PROBLEM DETAILS - Scan the listing below and copy every line holding "Disability".

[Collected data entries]
__________

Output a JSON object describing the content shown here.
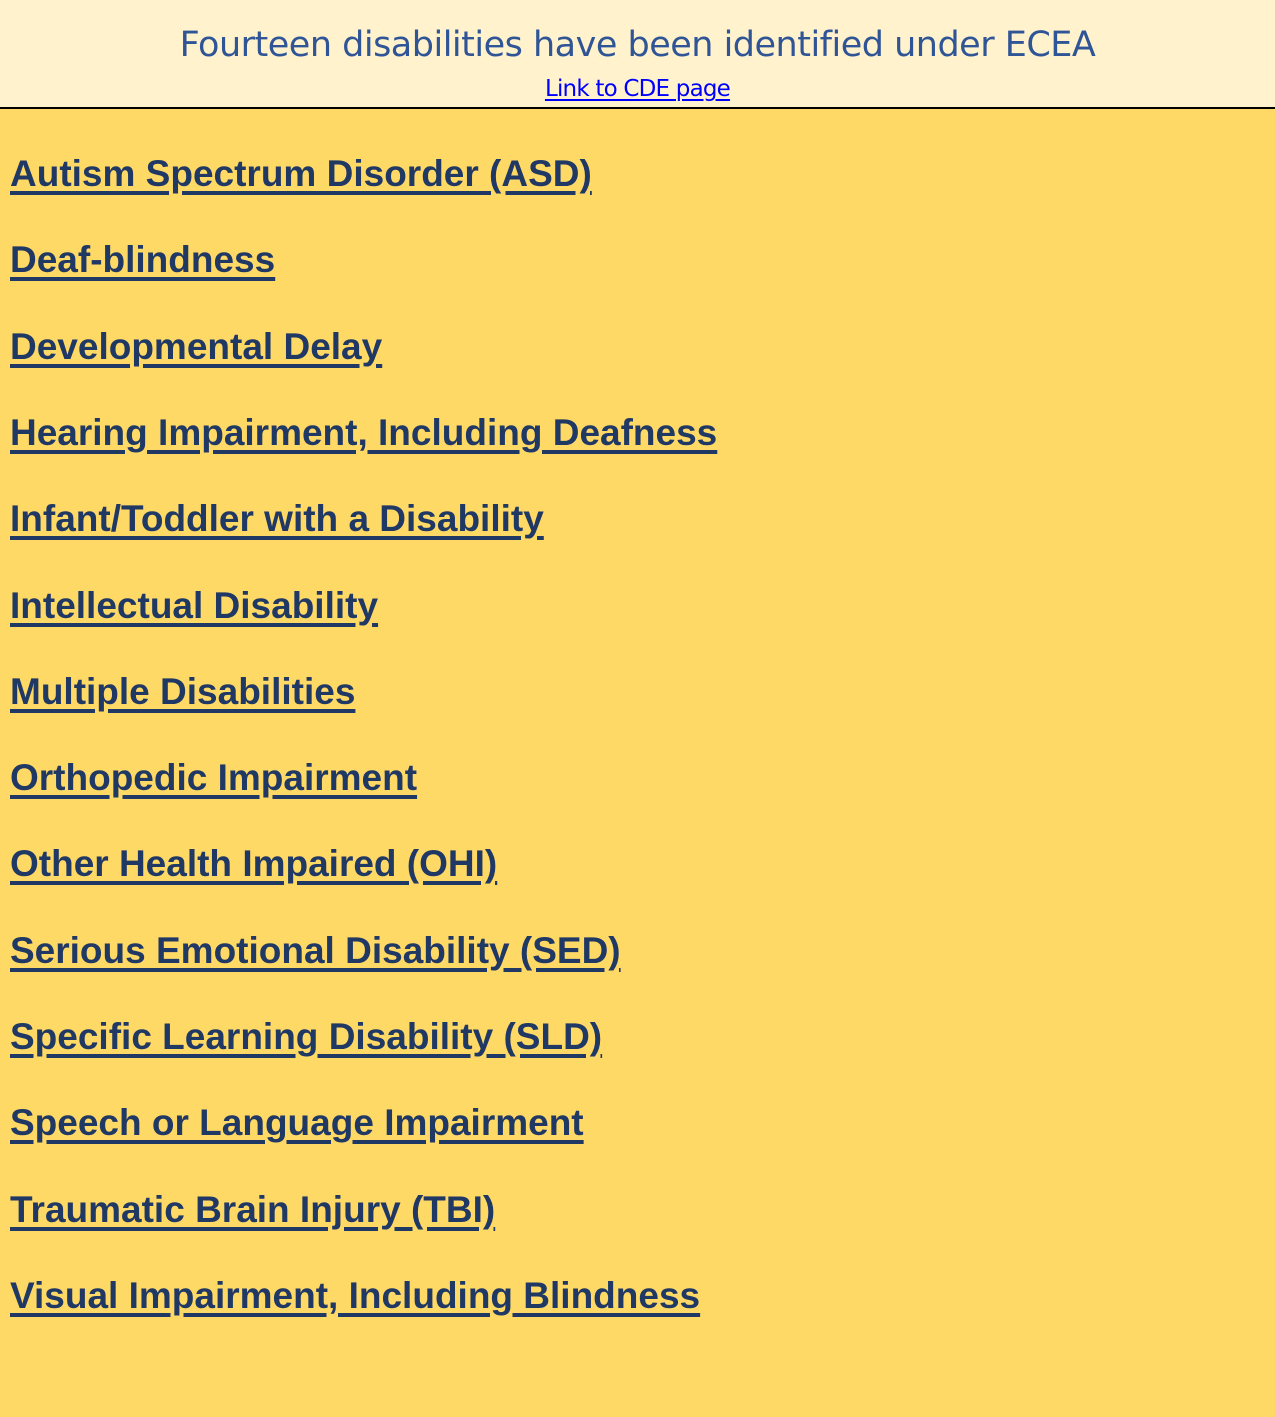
{
  "header": {
    "title": "Fourteen disabilities have been identified under ECEA",
    "link_label": "Link to CDE page"
  },
  "colors": {
    "header_background": "#FFF2CC",
    "body_background": "#FFD966",
    "title_text": "#2F5597",
    "header_link": "#0000FF",
    "item_link": "#203864",
    "divider": "#000000"
  },
  "disabilities": [
    {
      "label": "Autism Spectrum Disorder (ASD)"
    },
    {
      "label": "Deaf-blindness"
    },
    {
      "label": "Developmental Delay"
    },
    {
      "label": "Hearing Impairment, Including Deafness"
    },
    {
      "label": "Infant/Toddler with a Disability"
    },
    {
      "label": "Intellectual Disability"
    },
    {
      "label": "Multiple Disabilities"
    },
    {
      "label": "Orthopedic Impairment"
    },
    {
      "label": "Other Health Impaired (OHI)"
    },
    {
      "label": "Serious Emotional Disability (SED)"
    },
    {
      "label": "Specific Learning Disability (SLD)"
    },
    {
      "label": "Speech or Language Impairment"
    },
    {
      "label": "Traumatic Brain Injury (TBI)"
    },
    {
      "label": "Visual Impairment, Including Blindness"
    }
  ]
}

__________

RESPONSE TO THIS EXERCISE -
      "label": "Infant/Toddler with a Disability"
      "label": "Intellectual Disability"
      "label": "Serious Emotional Disability (SED)"
      "label": "Specific Learning Disability (SLD)"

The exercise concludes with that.